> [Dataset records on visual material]
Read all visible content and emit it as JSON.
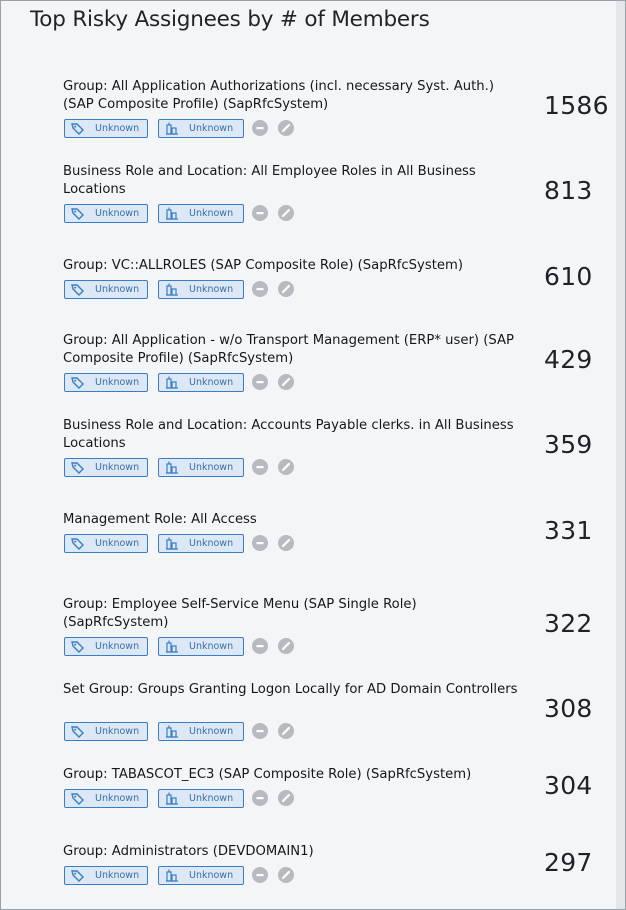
{
  "title": "Top Risky Assignees by # of Members",
  "tag_labels": {
    "tag1": "Unknown",
    "tag2": "Unknown"
  },
  "icons": [
    "tag-icon",
    "building-icon",
    "dash-circle-icon",
    "link-circle-icon"
  ],
  "colors": {
    "tag_border": "#3b7dc4",
    "tag_bg": "#dce8f6",
    "circle": "#b7bbbf"
  },
  "rows": [
    {
      "name": "Group: All Application Authorizations (incl. necessary Syst. Auth.) (SAP Composite Profile) (SapRfcSystem)",
      "count": "1586"
    },
    {
      "name": "Business Role and Location: All Employee Roles in All Business Locations",
      "count": "813"
    },
    {
      "name": "Group: VC::ALLROLES (SAP Composite Role) (SapRfcSystem)",
      "count": "610"
    },
    {
      "name": "Group: All Application - w/o Transport Management (ERP* user) (SAP Composite Profile) (SapRfcSystem)",
      "count": "429"
    },
    {
      "name": "Business Role and Location: Accounts Payable clerks. in All Business Locations",
      "count": "359"
    },
    {
      "name": "Management Role: All Access",
      "count": "331"
    },
    {
      "name": "Group: Employee Self-Service Menu (SAP Single Role) (SapRfcSystem)",
      "count": "322"
    },
    {
      "name": "Set Group: Groups Granting Logon Locally for AD Domain Controllers",
      "count": "308"
    },
    {
      "name": "Group: TABASCOT_EC3 (SAP Composite Role) (SapRfcSystem)",
      "count": "304"
    },
    {
      "name": "Group: Administrators (DEVDOMAIN1)",
      "count": "297"
    }
  ]
}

> [Given instruction]
Repeat each record exactly, with the pictures left out.

> [Result below]
Read all visible content and emit it as JSON.
{
  "title": "Top Risky Assignees by # of Members",
  "tag_labels": {
    "tag1": "Unknown",
    "tag2": "Unknown"
  },
  "icons": [
    "tag-icon",
    "building-icon",
    "dash-circle-icon",
    "link-circle-icon"
  ],
  "colors": {
    "tag_border": "#3b7dc4",
    "tag_bg": "#dce8f6",
    "circle": "#b7bbbf"
  },
  "rows": [
    {
      "name": "Group: All Application Authorizations (incl. necessary Syst. Auth.) (SAP Composite Profile) (SapRfcSystem)",
      "count": "1586"
    },
    {
      "name": "Business Role and Location: All Employee Roles in All Business Locations",
      "count": "813"
    },
    {
      "name": "Group: VC::ALLROLES (SAP Composite Role) (SapRfcSystem)",
      "count": "610"
    },
    {
      "name": "Group: All Application - w/o Transport Management (ERP* user) (SAP Composite Profile) (SapRfcSystem)",
      "count": "429"
    },
    {
      "name": "Business Role and Location: Accounts Payable clerks. in All Business Locations",
      "count": "359"
    },
    {
      "name": "Management Role: All Access",
      "count": "331"
    },
    {
      "name": "Group: Employee Self-Service Menu (SAP Single Role) (SapRfcSystem)",
      "count": "322"
    },
    {
      "name": "Set Group: Groups Granting Logon Locally for AD Domain Controllers",
      "count": "308"
    },
    {
      "name": "Group: TABASCOT_EC3 (SAP Composite Role) (SapRfcSystem)",
      "count": "304"
    },
    {
      "name": "Group: Administrators (DEVDOMAIN1)",
      "count": "297"
    }
  ]
}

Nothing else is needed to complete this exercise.